:: Stated problem ::
Rewrite the lines starting at the one containing "x-tick-label: 7.5 <box>715 535 740 555</box>" and ending at the one containing "x-axis-label: log scaled", with "legend-swatch" renamed to "legend-marker" and nothing else altered.

## start Input rows

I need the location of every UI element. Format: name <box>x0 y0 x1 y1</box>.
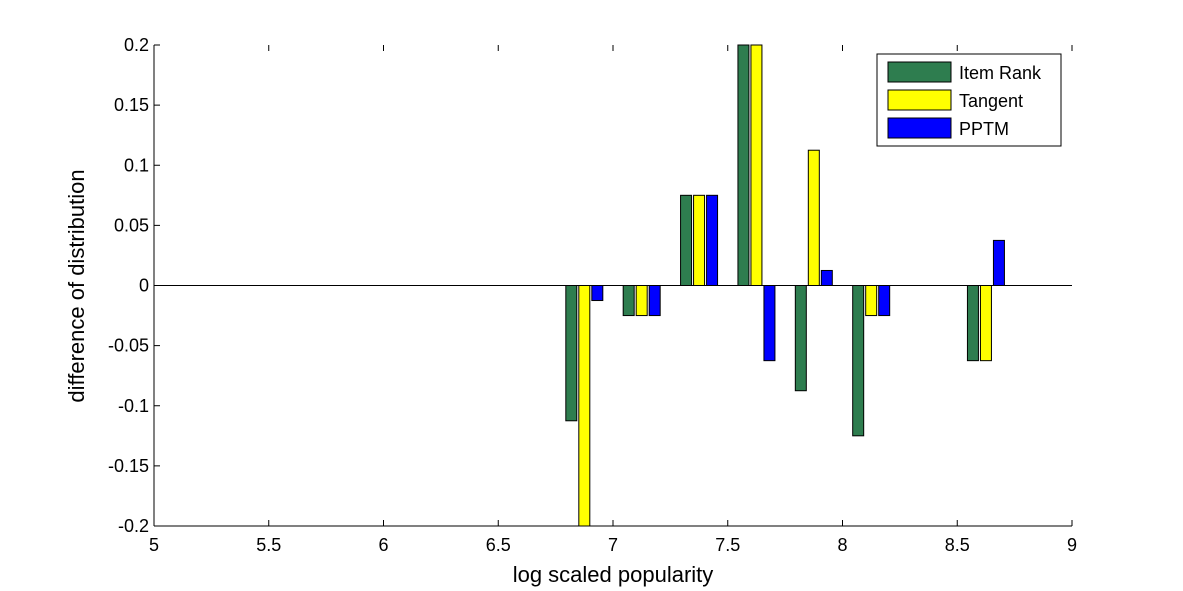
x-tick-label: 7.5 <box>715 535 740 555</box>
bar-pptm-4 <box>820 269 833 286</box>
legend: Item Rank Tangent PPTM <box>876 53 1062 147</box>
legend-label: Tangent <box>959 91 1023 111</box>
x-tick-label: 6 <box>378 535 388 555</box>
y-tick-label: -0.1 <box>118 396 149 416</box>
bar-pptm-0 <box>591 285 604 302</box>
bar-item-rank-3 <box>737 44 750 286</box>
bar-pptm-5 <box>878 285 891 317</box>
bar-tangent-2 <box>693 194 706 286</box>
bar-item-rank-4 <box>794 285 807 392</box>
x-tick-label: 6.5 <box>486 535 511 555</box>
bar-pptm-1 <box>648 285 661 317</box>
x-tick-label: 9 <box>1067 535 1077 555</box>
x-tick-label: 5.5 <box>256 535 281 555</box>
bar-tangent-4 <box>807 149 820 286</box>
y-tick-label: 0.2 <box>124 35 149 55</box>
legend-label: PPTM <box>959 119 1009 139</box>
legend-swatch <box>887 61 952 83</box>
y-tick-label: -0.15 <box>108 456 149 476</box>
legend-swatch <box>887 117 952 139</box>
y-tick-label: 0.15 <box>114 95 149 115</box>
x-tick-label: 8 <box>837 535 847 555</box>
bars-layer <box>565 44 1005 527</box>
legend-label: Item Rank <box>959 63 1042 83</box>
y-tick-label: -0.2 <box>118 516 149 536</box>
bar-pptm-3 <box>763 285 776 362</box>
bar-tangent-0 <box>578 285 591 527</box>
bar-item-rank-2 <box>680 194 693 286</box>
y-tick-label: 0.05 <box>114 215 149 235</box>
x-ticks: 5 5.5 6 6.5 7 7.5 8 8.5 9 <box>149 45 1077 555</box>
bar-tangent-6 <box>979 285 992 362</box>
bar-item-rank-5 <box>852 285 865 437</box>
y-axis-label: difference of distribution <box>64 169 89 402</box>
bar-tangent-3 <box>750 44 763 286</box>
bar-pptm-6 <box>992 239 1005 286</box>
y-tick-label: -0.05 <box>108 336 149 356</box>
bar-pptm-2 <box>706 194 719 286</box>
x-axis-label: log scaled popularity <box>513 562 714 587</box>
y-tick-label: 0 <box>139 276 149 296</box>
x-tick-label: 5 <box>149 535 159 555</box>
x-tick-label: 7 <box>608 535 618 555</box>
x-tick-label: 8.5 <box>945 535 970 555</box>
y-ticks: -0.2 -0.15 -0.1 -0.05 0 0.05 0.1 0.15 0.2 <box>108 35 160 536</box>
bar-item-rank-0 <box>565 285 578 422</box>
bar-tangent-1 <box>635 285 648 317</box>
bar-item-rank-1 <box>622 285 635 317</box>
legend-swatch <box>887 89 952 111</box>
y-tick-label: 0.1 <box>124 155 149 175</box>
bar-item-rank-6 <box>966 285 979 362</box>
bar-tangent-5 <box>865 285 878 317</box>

## end Input rows

:: Solution to the problem ::
x-tick-label: 7.5 <box>715 535 740 555</box>
bar-pptm-4 <box>820 269 833 286</box>
legend: Item Rank Tangent PPTM <box>876 53 1062 147</box>
legend-label: Tangent <box>959 91 1023 111</box>
x-tick-label: 6 <box>378 535 388 555</box>
y-tick-label: -0.1 <box>118 396 149 416</box>
bar-pptm-0 <box>591 285 604 302</box>
bar-item-rank-3 <box>737 44 750 286</box>
bar-pptm-5 <box>878 285 891 317</box>
bar-tangent-2 <box>693 194 706 286</box>
bar-item-rank-4 <box>794 285 807 392</box>
x-tick-label: 6.5 <box>486 535 511 555</box>
bar-pptm-1 <box>648 285 661 317</box>
x-tick-label: 9 <box>1067 535 1077 555</box>
x-tick-label: 5.5 <box>256 535 281 555</box>
bar-tangent-4 <box>807 149 820 286</box>
y-tick-label: 0.2 <box>124 35 149 55</box>
legend-label: PPTM <box>959 119 1009 139</box>
legend-marker <box>887 61 952 83</box>
y-tick-label: -0.15 <box>108 456 149 476</box>
legend-marker <box>887 117 952 139</box>
y-tick-label: 0.15 <box>114 95 149 115</box>
x-tick-label: 8 <box>837 535 847 555</box>
bars-layer <box>565 44 1005 527</box>
legend-label: Item Rank <box>959 63 1042 83</box>
y-tick-label: -0.2 <box>118 516 149 536</box>
bar-pptm-3 <box>763 285 776 362</box>
bar-tangent-0 <box>578 285 591 527</box>
bar-item-rank-2 <box>680 194 693 286</box>
y-tick-label: 0.05 <box>114 215 149 235</box>
x-ticks: 5 5.5 6 6.5 7 7.5 8 8.5 9 <box>149 45 1077 555</box>
bar-tangent-6 <box>979 285 992 362</box>
bar-item-rank-5 <box>852 285 865 437</box>
y-axis-label: difference of distribution <box>64 169 89 402</box>
bar-tangent-3 <box>750 44 763 286</box>
bar-pptm-6 <box>992 239 1005 286</box>
y-tick-label: -0.05 <box>108 336 149 356</box>
bar-pptm-2 <box>706 194 719 286</box>
x-axis-label: log scaled popularity <box>513 562 714 587</box>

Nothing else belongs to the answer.